Set problem: Reproduce the records that follow in full, excluding any picture they contain.

** begin Records to process **

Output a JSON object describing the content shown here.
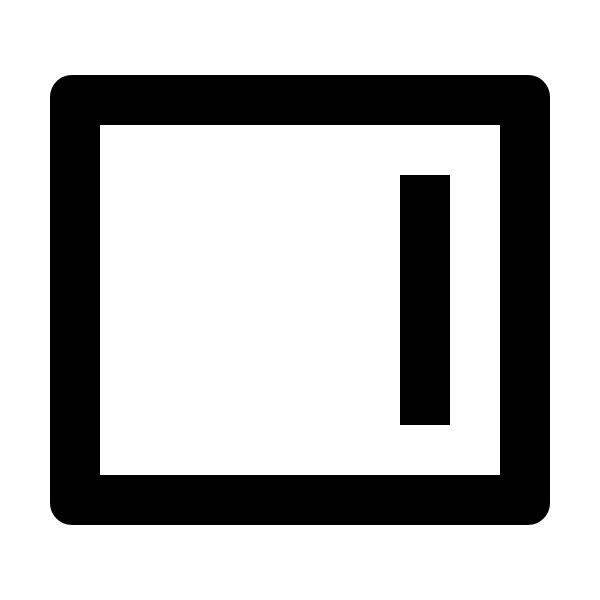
{
  "icon": {
    "name": "sidebar-right-panel-icon",
    "stroke_color": "#000000",
    "fill_color": "#ffffff"
  },
  "background": "#ffffff"
}
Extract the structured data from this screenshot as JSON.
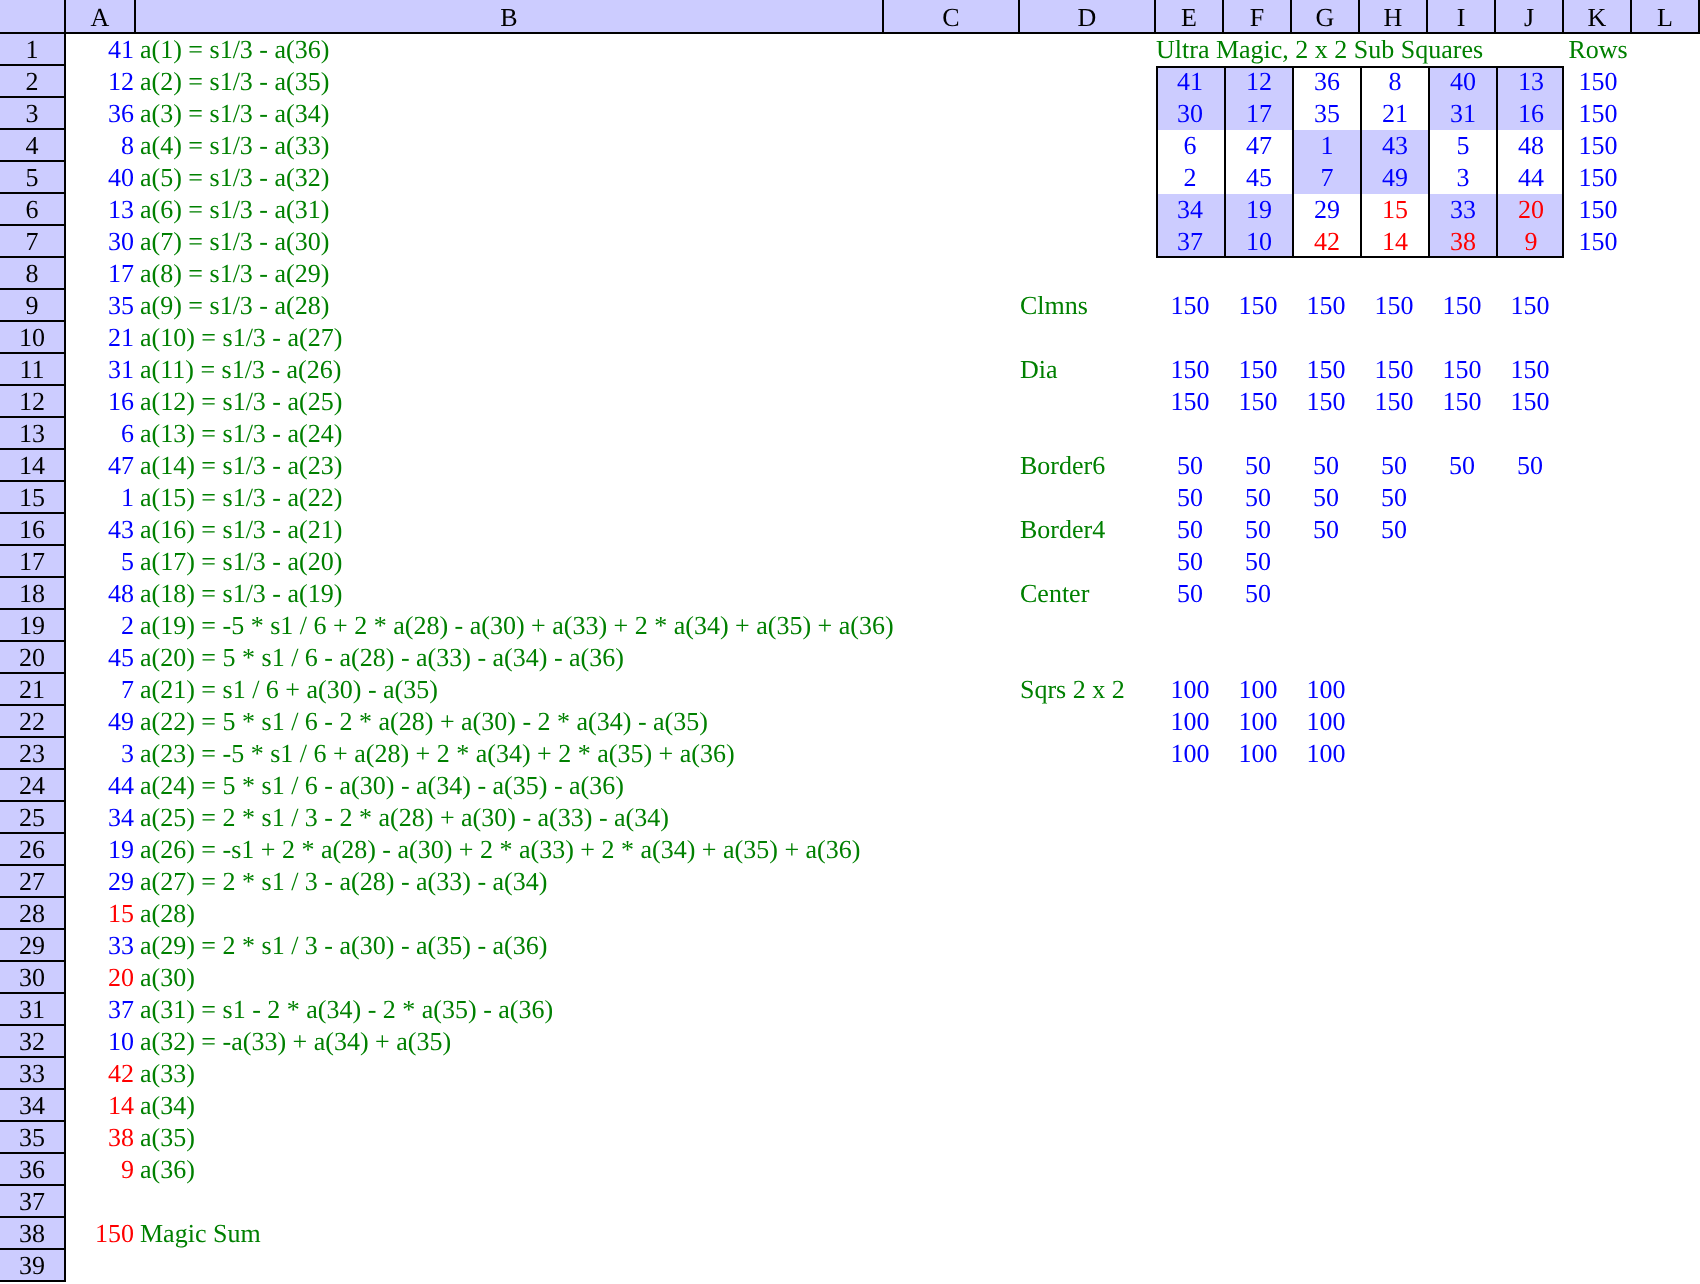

** end Records to process **

Expected output:
Output a JSON object describing the content shown here.
{
  "icon": {
    "name": "sidebar-right-panel-icon",
    "stroke_color": "#000000",
    "fill_color": "#ffffff"
  },
  "background": "#ffffff"
}
Extract the structured data from this screenshot as JSON.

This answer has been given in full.